▶ **Work to complete**:
For the records below, give the count of lines holding the word "direction" and nothing more.

:::::

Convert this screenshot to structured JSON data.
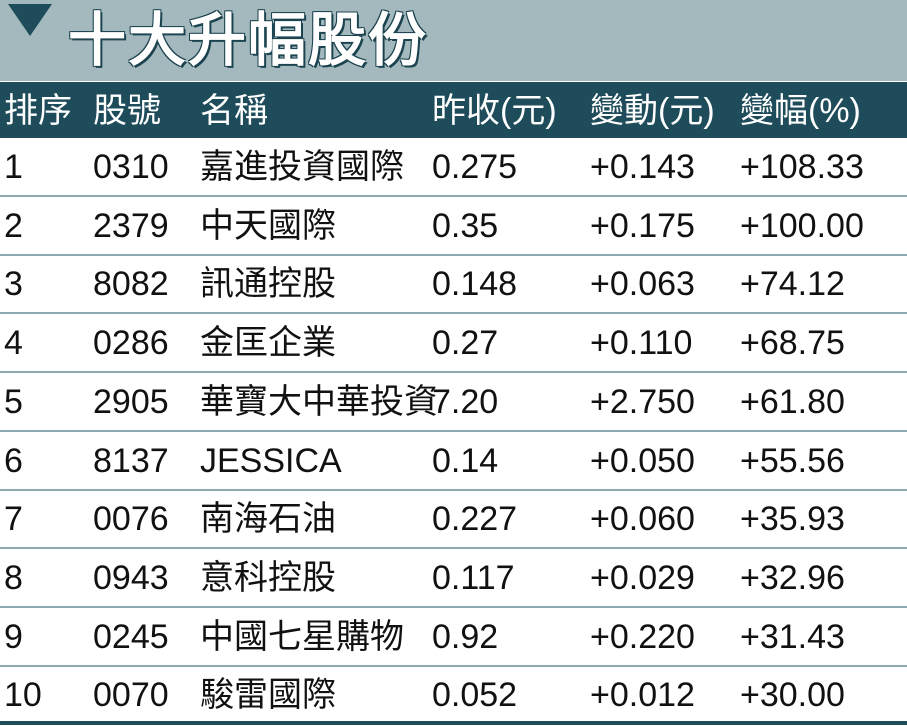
{
  "title": "十大升幅股份",
  "table": {
    "header": [
      "排序",
      "股號",
      "名稱",
      "昨收(元)",
      "變動(元)",
      "變幅(%)"
    ],
    "rows": [
      [
        "1",
        "0310",
        "嘉進投資國際",
        "0.275",
        "+0.143",
        "+108.33"
      ],
      [
        "2",
        "2379",
        "中天國際",
        "0.35",
        "+0.175",
        "+100.00"
      ],
      [
        "3",
        "8082",
        "訊通控股",
        "0.148",
        "+0.063",
        "+74.12"
      ],
      [
        "4",
        "0286",
        "金匡企業",
        "0.27",
        "+0.110",
        "+68.75"
      ],
      [
        "5",
        "2905",
        "華寶大中華投資",
        "7.20",
        "+2.750",
        "+61.80"
      ],
      [
        "6",
        "8137",
        "JESSICA",
        "0.14",
        "+0.050",
        "+55.56"
      ],
      [
        "7",
        "0076",
        "南海石油",
        "0.227",
        "+0.060",
        "+35.93"
      ],
      [
        "8",
        "0943",
        "意科控股",
        "0.117",
        "+0.029",
        "+32.96"
      ],
      [
        "9",
        "0245",
        "中國七星購物",
        "0.92",
        "+0.220",
        "+31.43"
      ],
      [
        "10",
        "0070",
        "駿雷國際",
        "0.052",
        "+0.012",
        "+30.00"
      ]
    ]
  }
}
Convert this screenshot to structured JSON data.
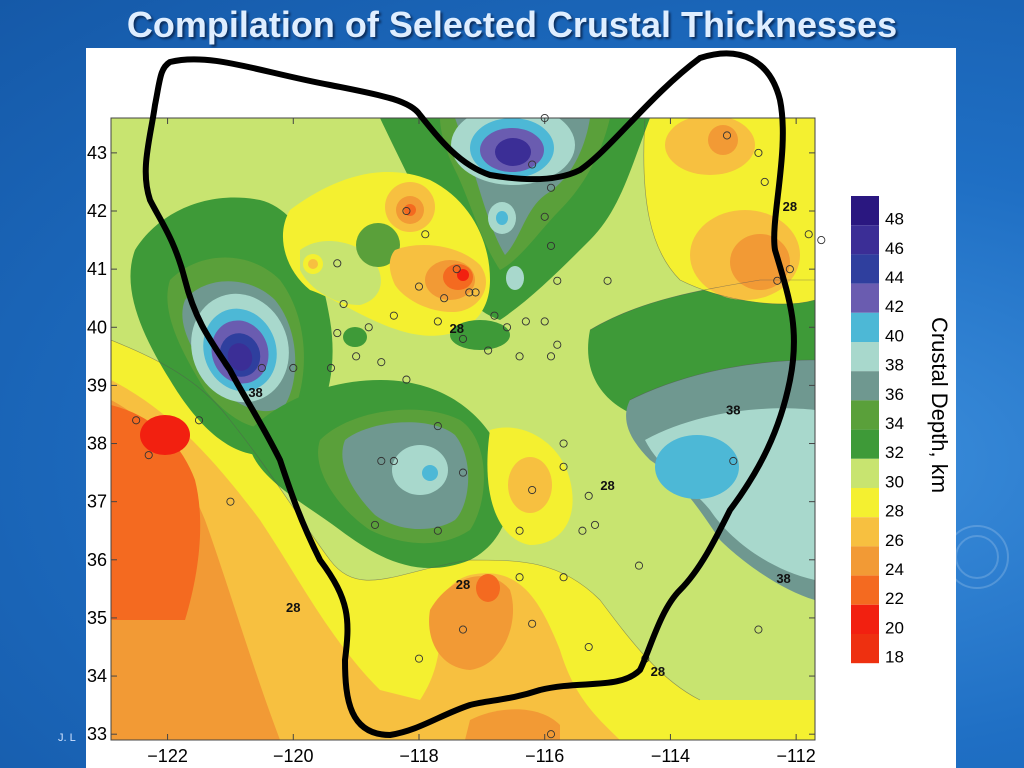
{
  "slide": {
    "title": "Compilation of Selected Crustal Thicknesses",
    "footer": "J. L"
  },
  "colors": {
    "background": "#1f6fc4",
    "title": "#dfeeff",
    "outline": "#000000"
  },
  "chart_data": {
    "type": "heatmap",
    "title": "",
    "xlabel": "",
    "ylabel": "",
    "x_ticks": [
      -122,
      -120,
      -118,
      -116,
      -114,
      -112
    ],
    "y_ticks": [
      33,
      34,
      35,
      36,
      37,
      38,
      39,
      40,
      41,
      42,
      43
    ],
    "xlim": [
      -122.9,
      -111.7
    ],
    "ylim": [
      32.9,
      43.6
    ],
    "colorbar": {
      "label": "Crustal Depth, km",
      "levels": [
        48,
        46,
        44,
        42,
        40,
        38,
        36,
        34,
        32,
        30,
        28,
        26,
        24,
        22,
        20,
        18
      ],
      "colors": [
        "#2a1780",
        "#3b2e96",
        "#2f3f9e",
        "#6a5cb0",
        "#4db8d6",
        "#a8d8cc",
        "#6f9890",
        "#5aa03a",
        "#3e9a38",
        "#c8e470",
        "#f4f030",
        "#f7c040",
        "#f29a35",
        "#f46a20",
        "#f22010",
        "#ee3010"
      ]
    },
    "contour_labels": [
      {
        "text": "28",
        "lon": -112.1,
        "lat": 42.0
      },
      {
        "text": "28",
        "lon": -117.4,
        "lat": 39.9
      },
      {
        "text": "38",
        "lon": -120.6,
        "lat": 38.8
      },
      {
        "text": "38",
        "lon": -113.0,
        "lat": 38.5
      },
      {
        "text": "28",
        "lon": -115.0,
        "lat": 37.2
      },
      {
        "text": "28",
        "lon": -120.0,
        "lat": 35.1
      },
      {
        "text": "28",
        "lon": -117.3,
        "lat": 35.5
      },
      {
        "text": "38",
        "lon": -112.2,
        "lat": 35.6
      },
      {
        "text": "28",
        "lon": -114.2,
        "lat": 34.0
      }
    ],
    "sample_points": [
      [
        -116.0,
        43.6
      ],
      [
        -115.9,
        42.4
      ],
      [
        -116.2,
        42.8
      ],
      [
        -116.0,
        41.9
      ],
      [
        -115.9,
        41.4
      ],
      [
        -115.8,
        40.8
      ],
      [
        -115.0,
        40.8
      ],
      [
        -117.9,
        41.6
      ],
      [
        -117.4,
        41.0
      ],
      [
        -117.6,
        40.5
      ],
      [
        -118.0,
        40.7
      ],
      [
        -117.2,
        40.6
      ],
      [
        -116.8,
        40.2
      ],
      [
        -116.6,
        40.0
      ],
      [
        -116.3,
        40.1
      ],
      [
        -116.0,
        40.1
      ],
      [
        -115.8,
        39.7
      ],
      [
        -115.9,
        39.5
      ],
      [
        -116.4,
        39.5
      ],
      [
        -116.9,
        39.6
      ],
      [
        -117.3,
        39.8
      ],
      [
        -117.7,
        40.1
      ],
      [
        -118.4,
        40.2
      ],
      [
        -118.8,
        40.0
      ],
      [
        -119.2,
        40.4
      ],
      [
        -119.0,
        39.5
      ],
      [
        -118.6,
        39.4
      ],
      [
        -118.2,
        39.1
      ],
      [
        -119.4,
        39.3
      ],
      [
        -120.0,
        39.3
      ],
      [
        -117.7,
        38.3
      ],
      [
        -118.4,
        37.7
      ],
      [
        -118.6,
        37.7
      ],
      [
        -117.3,
        37.5
      ],
      [
        -116.2,
        37.2
      ],
      [
        -116.4,
        36.5
      ],
      [
        -115.7,
        38.0
      ],
      [
        -115.7,
        37.6
      ],
      [
        -115.3,
        37.1
      ],
      [
        -115.2,
        36.6
      ],
      [
        -115.4,
        36.5
      ],
      [
        -114.5,
        35.9
      ],
      [
        -113.0,
        37.7
      ],
      [
        -112.5,
        42.5
      ],
      [
        -112.6,
        43.0
      ],
      [
        -113.1,
        43.3
      ],
      [
        -112.1,
        41.0
      ],
      [
        -112.3,
        40.8
      ],
      [
        -111.8,
        41.6
      ],
      [
        -111.6,
        41.5
      ],
      [
        -122.5,
        38.4
      ],
      [
        -122.3,
        37.8
      ],
      [
        -121.5,
        38.4
      ],
      [
        -121.0,
        37.0
      ],
      [
        -117.7,
        36.5
      ],
      [
        -118.7,
        36.6
      ],
      [
        -115.7,
        35.7
      ],
      [
        -116.4,
        35.7
      ],
      [
        -116.2,
        34.9
      ],
      [
        -117.3,
        34.8
      ],
      [
        -118.0,
        34.3
      ],
      [
        -115.3,
        34.5
      ],
      [
        -114.4,
        34.3
      ],
      [
        -112.6,
        34.8
      ],
      [
        -115.9,
        33.0
      ],
      [
        -119.3,
        41.1
      ],
      [
        -118.2,
        42.0
      ],
      [
        -117.1,
        40.6
      ],
      [
        -119.3,
        39.9
      ],
      [
        -120.5,
        39.3
      ]
    ]
  }
}
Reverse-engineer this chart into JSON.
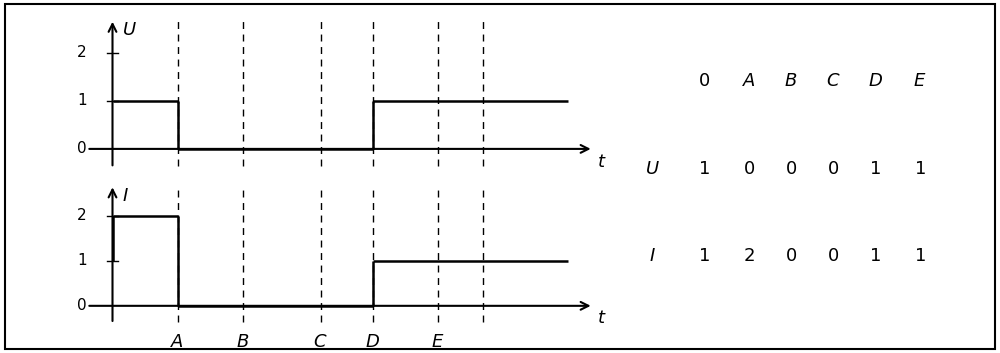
{
  "fig_width": 10.0,
  "fig_height": 3.53,
  "dpi": 100,
  "background_color": "#ffffff",
  "border_color": "#000000",
  "t0": 0.0,
  "tA": 1.0,
  "tB": 2.0,
  "tC": 3.2,
  "tD": 4.0,
  "tE": 5.0,
  "t5": 5.7,
  "tend": 7.0,
  "xlim": [
    -0.5,
    7.5
  ],
  "ylim_U": [
    -0.5,
    2.8
  ],
  "ylim_I": [
    -0.5,
    2.8
  ],
  "line_color": "#000000",
  "signal_linewidth": 1.8,
  "dashed_linewidth": 1.0,
  "axis_linewidth": 1.5,
  "fontsize_label": 13,
  "fontsize_tick": 11,
  "fontsize_table": 13,
  "text_color": "#000000",
  "labels_ABCDE": [
    "A",
    "B",
    "C",
    "D",
    "E"
  ],
  "table_col_labels": [
    "0",
    "A",
    "B",
    "C",
    "D",
    "E"
  ],
  "table_U_values": [
    "1",
    "0",
    "0",
    "0",
    "1",
    "1"
  ],
  "table_I_values": [
    "1",
    "2",
    "0",
    "0",
    "1",
    "1"
  ]
}
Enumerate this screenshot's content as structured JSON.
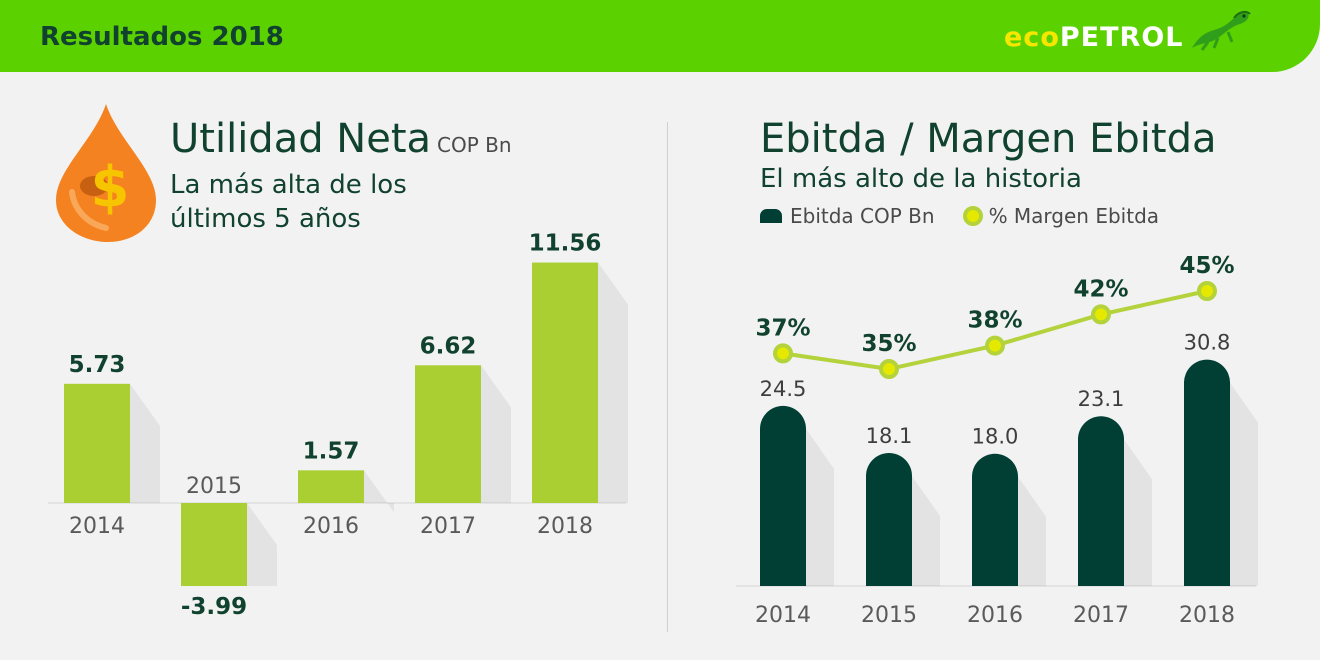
{
  "header": {
    "title": "Resultados 2018",
    "logo_eco": "eco",
    "logo_petrol": "PETROL"
  },
  "left": {
    "title": "Utilidad Neta",
    "unit": "COP Bn",
    "subtitle": "La más alta de los últimos 5 años"
  },
  "right": {
    "title": "Ebitda / Margen Ebitda",
    "subtitle": "El más alto de la historia",
    "legend_bar": "Ebitda COP Bn",
    "legend_line": "% Margen Ebitda"
  },
  "colors": {
    "header_green": "#5cd100",
    "bar_green": "#a9cf32",
    "ebitda_bar": "#013f35",
    "line": "#b3d23b",
    "dot": "#e5e900",
    "text_dark": "#10422f"
  },
  "icons": [
    "oil-drop-dollar-icon",
    "iguana-logo-icon"
  ],
  "chart_data": [
    {
      "type": "bar",
      "title": "Utilidad Neta",
      "categories": [
        "2014",
        "2015",
        "2016",
        "2017",
        "2018"
      ],
      "values": [
        5.73,
        -3.99,
        1.57,
        6.62,
        11.56
      ],
      "value_labels": [
        "5.73",
        "-3.99",
        "1.57",
        "6.62",
        "11.56"
      ],
      "unit": "COP Bn",
      "ylim": [
        -4,
        12
      ]
    },
    {
      "type": "bar",
      "title": "Ebitda / Margen Ebitda",
      "categories": [
        "2014",
        "2015",
        "2016",
        "2017",
        "2018"
      ],
      "series": [
        {
          "name": "Ebitda COP Bn",
          "type": "bar",
          "values": [
            24.5,
            18.1,
            18.0,
            23.1,
            30.8
          ],
          "labels": [
            "24.5",
            "18.1",
            "18.0",
            "23.1",
            "30.8"
          ]
        },
        {
          "name": "% Margen Ebitda",
          "type": "line",
          "values": [
            37,
            35,
            38,
            42,
            45
          ],
          "labels": [
            "37%",
            "35%",
            "38%",
            "42%",
            "45%"
          ]
        }
      ]
    }
  ]
}
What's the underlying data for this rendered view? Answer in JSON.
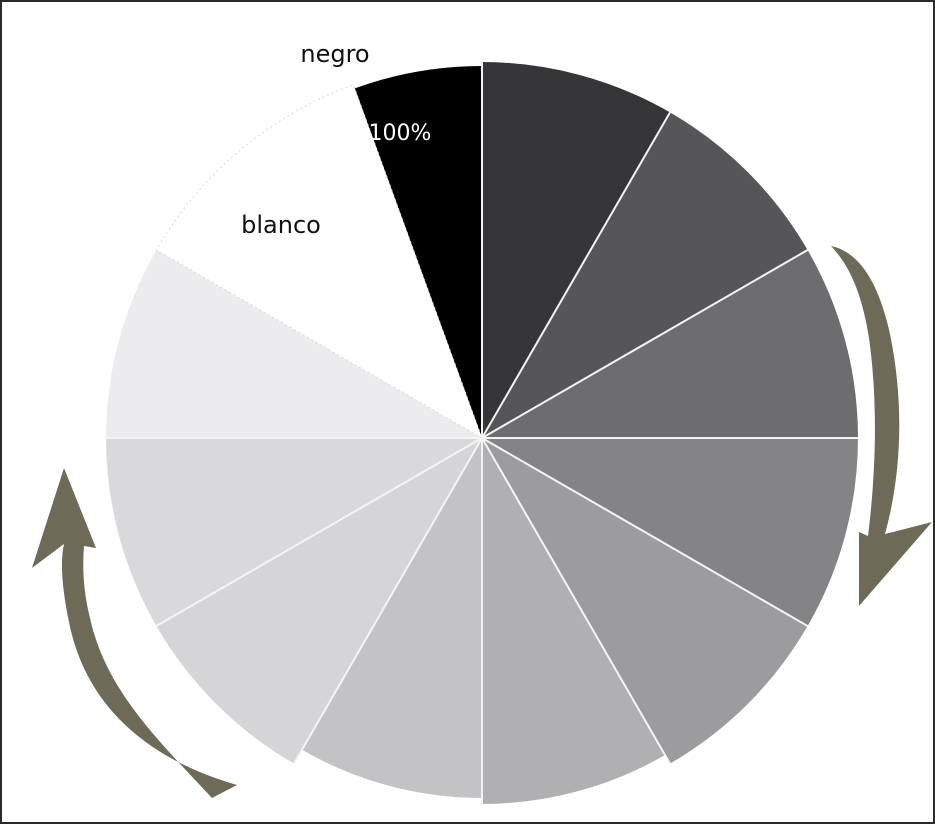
{
  "labels": {
    "black": "negro",
    "percent": "100%",
    "white": "blanco"
  },
  "colors": {
    "border": "#2b2b2b",
    "divider": "#f4f4f4",
    "arrow": "#6e6a58",
    "label_dark": "#111111",
    "label_light": "#ffffff",
    "white_edge": "#d9d9d9"
  },
  "wheel": {
    "segments": [
      {
        "name": "black",
        "fill": "#000000"
      },
      {
        "name": "gray-1",
        "fill": "#363537"
      },
      {
        "name": "gray-2",
        "fill": "#565658"
      },
      {
        "name": "gray-3",
        "fill": "#6d6d6f"
      },
      {
        "name": "gray-4",
        "fill": "#848486"
      },
      {
        "name": "gray-5",
        "fill": "#9c9c9e"
      },
      {
        "name": "gray-6",
        "fill": "#b0b0b2"
      },
      {
        "name": "gray-7",
        "fill": "#c3c3c5"
      },
      {
        "name": "gray-8",
        "fill": "#d5d5d7"
      },
      {
        "name": "gray-9",
        "fill": "#d9d9db"
      },
      {
        "name": "gray-10",
        "fill": "#ececee"
      },
      {
        "name": "white",
        "fill": "#ffffff"
      }
    ]
  },
  "arrows": [
    {
      "name": "clockwise-arrow",
      "direction": "clockwise"
    },
    {
      "name": "counterclockwise-arrow",
      "direction": "counterclockwise"
    }
  ]
}
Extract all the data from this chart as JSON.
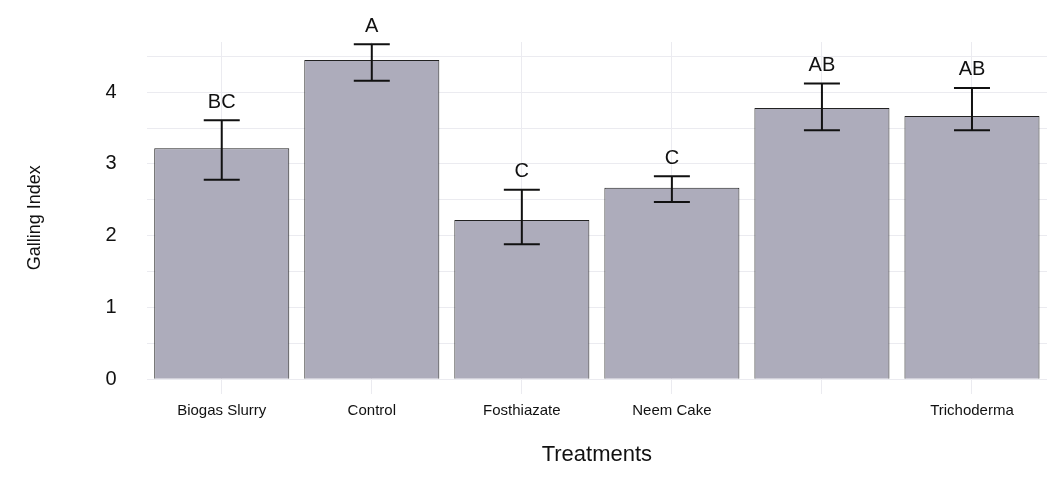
{
  "chart_data": {
    "type": "bar",
    "xlabel": "Treatments",
    "ylabel": "Galling Index",
    "categories": [
      "Biogas Slurry",
      "Control",
      "Fosthiazate",
      "Neem Cake",
      null,
      "Trichoderma"
    ],
    "values": [
      3.22,
      4.45,
      2.22,
      2.67,
      3.78,
      3.67
    ],
    "errors": [
      [
        2.78,
        3.61
      ],
      [
        4.16,
        4.67
      ],
      [
        1.88,
        2.64
      ],
      [
        2.47,
        2.83
      ],
      [
        3.47,
        4.12
      ],
      [
        3.47,
        4.06
      ]
    ],
    "color": "#adacbb",
    "ylim": [
      -0.2,
      4.7
    ],
    "yticks": [
      0,
      {
        "value": 0.5,
        "label": null
      },
      1,
      {
        "value": 1.5,
        "label": null
      },
      2,
      {
        "value": 2.5,
        "label": null
      },
      3,
      {
        "value": 3.5,
        "label": null
      },
      4,
      {
        "value": 4.5,
        "label": null
      }
    ],
    "grid": true,
    "legend": false,
    "annotations": [
      {
        "text": "BC",
        "x": "Biogas Slurry",
        "y": 3.61
      },
      {
        "text": "A",
        "x": "Control",
        "y": 4.67
      },
      {
        "text": "C",
        "x": "Fosthiazate",
        "y": 2.64
      },
      {
        "text": "C",
        "x": "Neem Cake",
        "y": 2.83
      },
      {
        "text": "AB",
        "y": 4.12
      },
      {
        "text": "AB",
        "x": "Trichoderma",
        "y": 4.06
      }
    ]
  }
}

:::::

▶ **Task answer**:
2